Goal.
Scan the entries below. List each line with "save".

══ Input material

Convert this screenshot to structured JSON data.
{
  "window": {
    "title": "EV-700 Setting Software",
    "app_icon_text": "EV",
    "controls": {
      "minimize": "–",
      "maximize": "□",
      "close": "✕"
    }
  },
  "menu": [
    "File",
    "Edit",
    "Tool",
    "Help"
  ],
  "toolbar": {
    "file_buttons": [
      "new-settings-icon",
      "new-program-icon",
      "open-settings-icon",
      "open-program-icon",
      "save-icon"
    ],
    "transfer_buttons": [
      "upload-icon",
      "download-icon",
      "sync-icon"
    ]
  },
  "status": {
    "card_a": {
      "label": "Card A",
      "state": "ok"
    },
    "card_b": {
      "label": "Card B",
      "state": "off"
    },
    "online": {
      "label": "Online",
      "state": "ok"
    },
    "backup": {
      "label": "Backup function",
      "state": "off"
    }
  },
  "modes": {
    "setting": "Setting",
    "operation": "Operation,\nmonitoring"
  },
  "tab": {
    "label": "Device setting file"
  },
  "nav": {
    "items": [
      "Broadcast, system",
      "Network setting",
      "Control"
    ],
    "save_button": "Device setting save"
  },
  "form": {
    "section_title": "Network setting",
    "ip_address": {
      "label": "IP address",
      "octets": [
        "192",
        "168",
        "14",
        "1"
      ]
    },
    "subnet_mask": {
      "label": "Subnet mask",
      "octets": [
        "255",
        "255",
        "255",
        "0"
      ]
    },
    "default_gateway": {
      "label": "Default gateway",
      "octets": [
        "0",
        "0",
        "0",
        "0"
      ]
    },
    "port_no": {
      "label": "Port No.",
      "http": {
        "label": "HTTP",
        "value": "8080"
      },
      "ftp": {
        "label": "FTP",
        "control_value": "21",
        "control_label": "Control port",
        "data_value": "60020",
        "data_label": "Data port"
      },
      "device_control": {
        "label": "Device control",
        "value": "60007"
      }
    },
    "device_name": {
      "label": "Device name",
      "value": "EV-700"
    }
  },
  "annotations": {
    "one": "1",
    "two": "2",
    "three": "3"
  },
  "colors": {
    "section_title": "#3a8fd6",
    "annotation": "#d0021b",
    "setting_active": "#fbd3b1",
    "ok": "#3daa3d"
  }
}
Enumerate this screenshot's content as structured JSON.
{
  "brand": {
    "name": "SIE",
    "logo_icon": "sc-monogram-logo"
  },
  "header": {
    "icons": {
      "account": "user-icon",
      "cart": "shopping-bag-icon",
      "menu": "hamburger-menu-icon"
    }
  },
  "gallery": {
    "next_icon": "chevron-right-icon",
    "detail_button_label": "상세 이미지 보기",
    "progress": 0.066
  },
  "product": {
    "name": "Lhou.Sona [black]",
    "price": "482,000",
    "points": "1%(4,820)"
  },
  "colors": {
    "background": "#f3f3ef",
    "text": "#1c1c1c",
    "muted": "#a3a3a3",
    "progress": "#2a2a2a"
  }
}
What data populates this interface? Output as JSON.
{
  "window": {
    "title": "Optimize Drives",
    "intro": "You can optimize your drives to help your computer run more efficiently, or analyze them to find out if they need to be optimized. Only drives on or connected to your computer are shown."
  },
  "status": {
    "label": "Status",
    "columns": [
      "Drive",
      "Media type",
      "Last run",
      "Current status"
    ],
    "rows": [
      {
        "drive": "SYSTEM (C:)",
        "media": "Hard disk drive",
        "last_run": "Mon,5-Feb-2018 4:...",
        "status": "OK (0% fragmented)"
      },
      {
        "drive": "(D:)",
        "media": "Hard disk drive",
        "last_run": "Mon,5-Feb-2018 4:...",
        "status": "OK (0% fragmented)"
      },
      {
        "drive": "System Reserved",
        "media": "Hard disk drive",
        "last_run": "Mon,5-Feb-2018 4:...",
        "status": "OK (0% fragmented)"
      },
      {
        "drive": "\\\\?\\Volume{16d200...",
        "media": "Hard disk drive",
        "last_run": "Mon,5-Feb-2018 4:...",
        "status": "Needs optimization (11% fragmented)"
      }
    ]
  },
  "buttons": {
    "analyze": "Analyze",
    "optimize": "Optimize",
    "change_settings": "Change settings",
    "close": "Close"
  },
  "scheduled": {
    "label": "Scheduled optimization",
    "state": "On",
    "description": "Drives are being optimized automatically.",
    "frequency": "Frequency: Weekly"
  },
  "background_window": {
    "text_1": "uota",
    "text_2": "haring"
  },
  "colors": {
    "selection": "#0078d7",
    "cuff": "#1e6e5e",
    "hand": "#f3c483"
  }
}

════

Reply to the exercise.
      "save-icon"
    "save_button": "Device setting save"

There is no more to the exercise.